_WHAT THE EXERCISE ASKS_
Omit all images. Transcribe the rest of the material below exactly.

_DATA FOR PROCESSING_
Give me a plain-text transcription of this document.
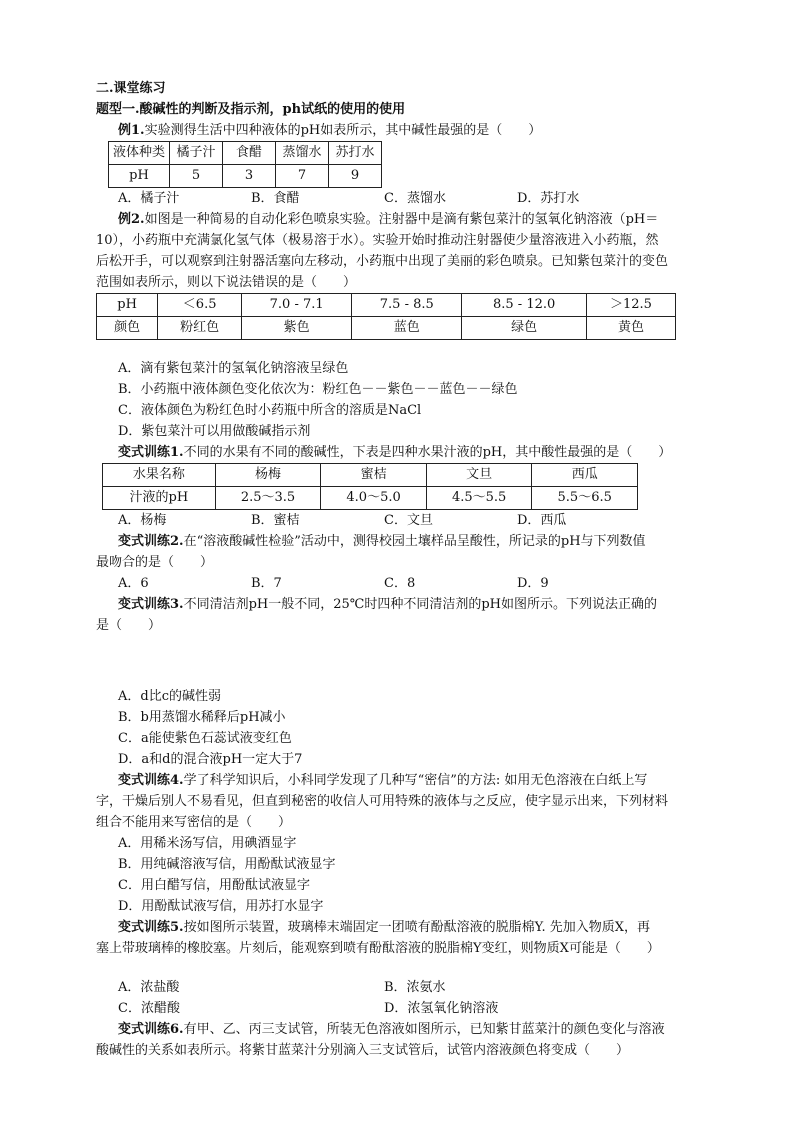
二.课堂练习
题型一.酸碱性的判断及指示剂，ph试纸的使用的使用
例1.实验测得生活中四种液体的pH如表所示，其中碱性最强的是（　　）
液体种类	橘子汁	食醋	蒸馏水	苏打水
pH	5	3	7	9
A．橘子汁	B．食醋	C．蒸馏水	D．苏打水
例2.如图是一种简易的自动化彩色喷泉实验。注射器中是滴有紫包菜汁的氢氧化钠溶液（pH＝
10），小药瓶中充满氯化氢气体（极易溶于水）。实验开始时推动注射器使少量溶液进入小药瓶，然
后松开手，可以观察到注射器活塞向左移动，小药瓶中出现了美丽的彩色喷泉。已知紫包菜汁的变色
范围如表所示，则以下说法错误的是（　　）
pH	＜6.5	7.0 - 7.1	7.5 - 8.5	8.5 - 12.0	＞12.5
颜色	粉红色	紫色	蓝色	绿色	黄色
A．滴有紫包菜汁的氢氧化钠溶液呈绿色
B．小药瓶中液体颜色变化依次为：粉红色－－紫色－－蓝色－－绿色
C．液体颜色为粉红色时小药瓶中所含的溶质是NaCl
D．紫包菜汁可以用做酸碱指示剂
变式训练1.不同的水果有不同的酸碱性，下表是四种水果汁液的pH，其中酸性最强的是（　　）
水果名称	杨梅	蜜桔	文旦	西瓜
汁液的pH	2.5～3.5	4.0～5.0	4.5～5.5	5.5～6.5
A．杨梅	B．蜜桔	C．文旦	D．西瓜
变式训练2.在“溶液酸碱性检验”活动中，测得校园土壤样品呈酸性，所记录的pH与下列数值
最吻合的是（　　）
A．6	B．7	C．8	D．9
变式训练3.不同清洁剂pH一般不同，25℃时四种不同清洁剂的pH如图所示。下列说法正确的
是（　　）
A．d比c的碱性弱
B．b用蒸馏水稀释后pH减小
C．a能使紫色石蕊试液变红色
D．a和d的混合液pH一定大于7
变式训练4.学了科学知识后，小科同学发现了几种写“密信”的方法: 如用无色溶液在白纸上写
字，干燥后别人不易看见，但直到秘密的收信人可用特殊的液体与之反应，使字显示出来，下列材料
组合不能用来写密信的是（　　）
A．用稀米汤写信，用碘酒显字
B．用纯碱溶液写信，用酚酞试液显字
C．用白醋写信，用酚酞试液显字
D．用酚酞试液写信，用苏打水显字
变式训练5.按如图所示装置，玻璃棒末端固定一团喷有酚酞溶液的脱脂棉Y. 先加入物质X，再
塞上带玻璃棒的橡胶塞。片刻后，能观察到喷有酚酞溶液的脱脂棉Y变红，则物质X可能是（　　）
A．浓盐酸	B．浓氨水
C．浓醋酸	D．浓氢氧化钠溶液
变式训练6.有甲、乙、丙三支试管，所装无色溶液如图所示，已知紫甘蓝菜汁的颜色变化与溶液
酸碱性的关系如表所示。将紫甘蓝菜汁分别滴入三支试管后，试管内溶液颜色将变成（　　）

_RESULT OF THIS EXERCISE_
Give me a plain-text transcription of this document.
二.课堂练习
题型一.酸碱性的判断及指示剂，ph试纸的使用的使用
例1.实验测得生活中四种液体的pH如表所示，其中碱性最强的是（　　）
液体种类	橘子汁	食醋	蒸馏水	苏打水
pH	5	3	7	9
A．橘子汁	B．食醋	C．蒸馏水	D．苏打水
例2.如图是一种简易的自动化彩色喷泉实验。注射器中是滴有紫包菜汁的氢氧化钠溶液（pH＝
10），小药瓶中充满氯化氢气体（极易溶于水）。实验开始时推动注射器使少量溶液进入小药瓶，然
后松开手，可以观察到注射器活塞向左移动，小药瓶中出现了美丽的彩色喷泉。已知紫包菜汁的变色
范围如表所示，则以下说法错误的是（　　）
pH	＜6.5	7.0 - 7.1	7.5 - 8.5	8.5 - 12.0	＞12.5
颜色	粉红色	紫色	蓝色	绿色	黄色
A．滴有紫包菜汁的氢氧化钠溶液呈绿色
B．小药瓶中液体颜色变化依次为：粉红色－－紫色－－蓝色－－绿色
C．液体颜色为粉红色时小药瓶中所含的溶质是NaCl
D．紫包菜汁可以用做酸碱指示剂
变式训练1.不同的水果有不同的酸碱性，下表是四种水果汁液的pH，其中酸性最强的是（　　）
水果名称	杨梅	蜜桔	文旦	西瓜
汁液的pH	2.5～3.5	4.0～5.0	4.5～5.5	5.5～6.5
A．杨梅	B．蜜桔	C．文旦	D．西瓜
变式训练2.在“溶液酸碱性检验”活动中，测得校园土壤样品呈酸性，所记录的pH与下列数值
最吻合的是（　　）
A．6	B．7	C．8	D．9
变式训练3.不同清洁剂pH一般不同，25℃时四种不同清洁剂的pH如图所示。下列说法正确的
是（　　）
A．d比c的碱性弱
B．b用蒸馏水稀释后pH减小
C．a能使紫色石蕊试液变红色
D．a和d的混合液pH一定大于7
变式训练4.学了科学知识后，小科同学发现了几种写“密信”的方法: 如用无色溶液在白纸上写
字，干燥后别人不易看见，但直到秘密的收信人可用特殊的液体与之反应，使字显示出来，下列材料
组合不能用来写密信的是（　　）
A．用稀米汤写信，用碘酒显字
B．用纯碱溶液写信，用酚酞试液显字
C．用白醋写信，用酚酞试液显字
D．用酚酞试液写信，用苏打水显字
变式训练5.按如图所示装置，玻璃棒末端固定一团喷有酚酞溶液的脱脂棉Y. 先加入物质X，再
塞上带玻璃棒的橡胶塞。片刻后，能观察到喷有酚酞溶液的脱脂棉Y变红，则物质X可能是（　　）
A．浓盐酸	B．浓氨水
C．浓醋酸	D．浓氢氧化钠溶液
变式训练6.有甲、乙、丙三支试管，所装无色溶液如图所示，已知紫甘蓝菜汁的颜色变化与溶液
酸碱性的关系如表所示。将紫甘蓝菜汁分别滴入三支试管后，试管内溶液颜色将变成（　　）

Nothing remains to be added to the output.